**Selected passage:**
◇ ◇ ◇ ◇ ◇ ◇ ◇

Closed forsyth2 closed 1 year ago
I ran a representative set of the reproduction scripts. I did discover that the current iteration of patch_helper.py
creates two definitions of the CASE_NAME
variable and also sets PELAYOUT
and WALLTIME
incorrectly in the non-production run case. To run this representative set, I manually changed the reproduction scripts to fix these issues.
Passed: v2.LR.hist-GHG_0101
, v2.LR.amip_0101
, v2.LR.piClim-histall_0021
, v2.NARRM.piControl
, v2.NARRM.historical_0101
Remaining issues:
v2.LR.historical_0101
: e3sm.log.285769.230216-164230
675: MPI_ABORT was invoked on rank 675 in communicator MPI_COMM_WORLD
675: with errorcode 1001.
675:
675: NOTE: invoking MPI_ABORT causes Open MPI to kill all MPI processes.
675: You may or may not see output from other processes, depending on
675: exactly when Open MPI kills them.
v2.LR.historical_0201
: e3sm.log.285811.230216-200219
648: MPI_ABORT was invoked on rank 648 in communicator MPI_COMM_WORLD
648: with errorcode 1001.
648:
648: NOTE: invoking MPI_ABORT causes Open MPI to kill all MPI processes.
648: You may or may not see output from other processes, depending on
648: exactly when Open MPI kills them.
v2.LR.piClim-control
: run_tests.o286524
ERROR: Reference case directory /lcrc/group/e3sm/ac.forsyth2/E3SMv2_test/v2.LR.piClim-control/init does not exist or is not readable
v2.NARRM.amip_0101
: e3sm.log.289007.230222-182740
srun: Job step aborted: Waiting up to 92 seconds for job step to finish.

◇ ◇ ◇ ◇ ◇ ◇ ◇

**What is asked:**
1. In the test report above, condense the paragraph that begins "I ran a representative set" into a shorter version that keeps its main facts.
2. Return the stretch of the test report above from "Closed forsyth2 closed" through "fix these issues.", copied word for word.

◇ ◇ ◇ ◇ ◇ ◇ ◇

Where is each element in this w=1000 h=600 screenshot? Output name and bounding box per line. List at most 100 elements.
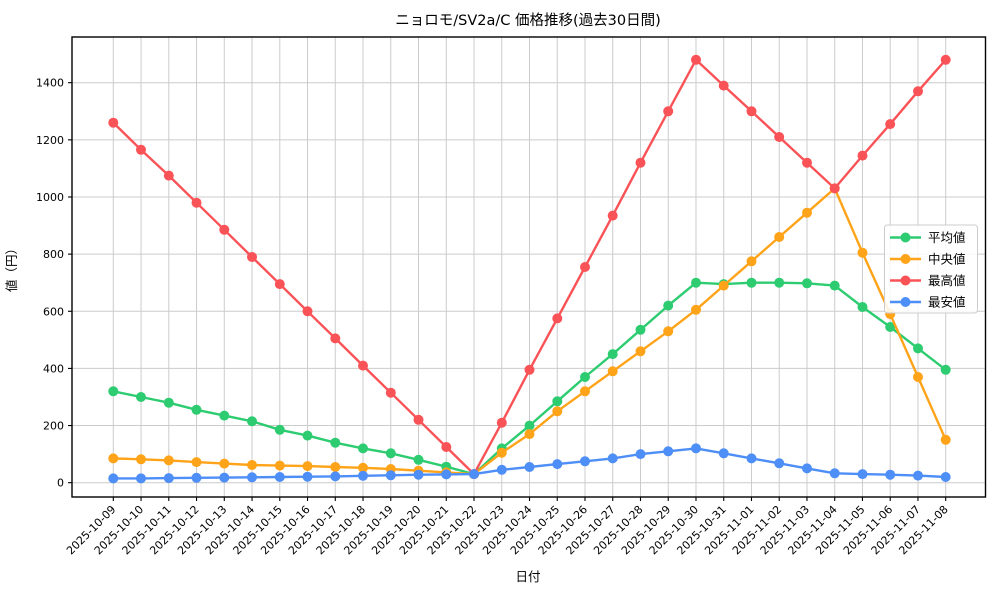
- plot-border: [71, 36, 987, 498]
- data-point: [330, 437, 341, 448]
- data-point: [857, 469, 868, 480]
- data-point: [552, 396, 563, 407]
- series-平均値: [108, 277, 951, 480]
- y-tick-label: 800: [43, 248, 64, 261]
- data-point: [746, 106, 757, 117]
- data-point: [774, 458, 785, 469]
- data-point: [663, 300, 674, 311]
- data-point: [663, 106, 674, 117]
- data-point: [580, 456, 590, 467]
- data-point: [663, 446, 674, 457]
- data-point: [913, 86, 923, 97]
- data-point: [857, 150, 868, 161]
- y-tick-label: 200: [43, 420, 64, 433]
- y-tick-label: 1000: [36, 191, 64, 204]
- data-point: [274, 460, 285, 471]
- data-point: [940, 54, 951, 65]
- data-point: [219, 224, 230, 235]
- data-point: [857, 302, 868, 312]
- data-point: [441, 442, 452, 452]
- data-point: [635, 449, 646, 460]
- data-point: [691, 443, 701, 454]
- data-point: [469, 469, 479, 480]
- data-point: [247, 472, 257, 483]
- data-point: [385, 470, 396, 481]
- data-point: [108, 473, 119, 484]
- data-point: [163, 397, 174, 408]
- data-point: [552, 313, 563, 324]
- data-series: [108, 54, 951, 484]
- data-point: [691, 277, 701, 288]
- data-point: [163, 473, 174, 484]
- data-point: [496, 447, 507, 458]
- data-point: [913, 372, 923, 382]
- data-point: [302, 461, 313, 472]
- data-point: [358, 443, 368, 454]
- data-point: [940, 434, 951, 445]
- data-point: [496, 417, 507, 428]
- data-point: [524, 364, 535, 375]
- data-point: [136, 144, 146, 155]
- legend-item-average: 平均値: [890, 230, 966, 245]
- data-point: [330, 462, 341, 472]
- data-point: [940, 364, 951, 375]
- data-point: [163, 170, 174, 181]
- data-point: [913, 343, 923, 354]
- data-point: [885, 322, 896, 332]
- legend-label-min: 最安値: [928, 295, 966, 310]
- y-tick-label: 1400: [36, 77, 64, 90]
- data-point: [829, 183, 840, 194]
- data-point: [607, 349, 618, 360]
- data-point: [496, 464, 507, 475]
- data-point: [774, 132, 785, 142]
- data-point: [829, 468, 840, 479]
- data-point: [524, 420, 535, 431]
- data-point: [385, 387, 396, 398]
- data-point: [441, 469, 452, 480]
- data-point: [718, 80, 729, 91]
- data-point: [358, 360, 368, 371]
- data-point: [247, 252, 257, 262]
- data-point: [330, 333, 341, 344]
- data-point: [247, 416, 257, 427]
- legend-label-median: 中央値: [928, 252, 966, 267]
- legend: 平均値 中央値 最高値 最安値: [884, 224, 978, 314]
- data-point: [191, 404, 202, 415]
- data-point: [607, 366, 618, 377]
- data-point: [413, 414, 424, 425]
- data-point: [219, 472, 230, 483]
- data-point: [746, 256, 757, 267]
- data-point: [274, 279, 285, 290]
- data-point: [302, 471, 313, 482]
- data-point: [580, 262, 590, 272]
- y-tick-label: 1200: [36, 134, 64, 147]
- series-最安値: [108, 443, 951, 484]
- data-point: [302, 306, 313, 317]
- data-point: [940, 472, 951, 482]
- data-point: [136, 454, 146, 465]
- legend-label-average: 平均値: [928, 230, 966, 245]
- data-point: [552, 406, 563, 417]
- series-最高値: [108, 54, 951, 480]
- data-point: [913, 470, 923, 481]
- data-point: [163, 455, 174, 466]
- y-tick-label: 400: [43, 362, 64, 375]
- data-point: [413, 469, 424, 480]
- data-point: [191, 472, 202, 483]
- data-point: [247, 460, 257, 470]
- legend-item-median: 中央値: [890, 252, 966, 267]
- data-point: [136, 392, 146, 402]
- data-point: [663, 326, 674, 337]
- legend-item-max: 最高値: [890, 273, 966, 288]
- data-point: [385, 448, 396, 459]
- data-point: [718, 280, 729, 291]
- data-point: [108, 386, 119, 397]
- data-point: [802, 463, 812, 474]
- y-tick-labels: 0 200 400 600 800 1000 1200 1400: [36, 77, 64, 490]
- data-point: [274, 472, 285, 482]
- data-point: [774, 277, 785, 288]
- data-point: [746, 453, 757, 464]
- data-point: [524, 462, 535, 472]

◇ ◇ ◇ ◇ ◇ ◇ ◇

**Per-task answers:**
1. A representative set of reproduction scripts was run. The current patch_helper.py defines the CASE_NAME variable twice and sets PELAYOUT and WALLTIME incorrectly for non-production runs. The scripts were fixed by hand to run the set.

2.
Closed forsyth2 closed 1 year ago
I ran a representative set of the reproduction scripts. I did discover that the current iteration of patch_helper.py
creates two definitions of the CASE_NAME
variable and also sets PELAYOUT
and WALLTIME
incorrectly in the non-production run case. To run this representative set, I manually changed the reproduction scripts to fix these issues.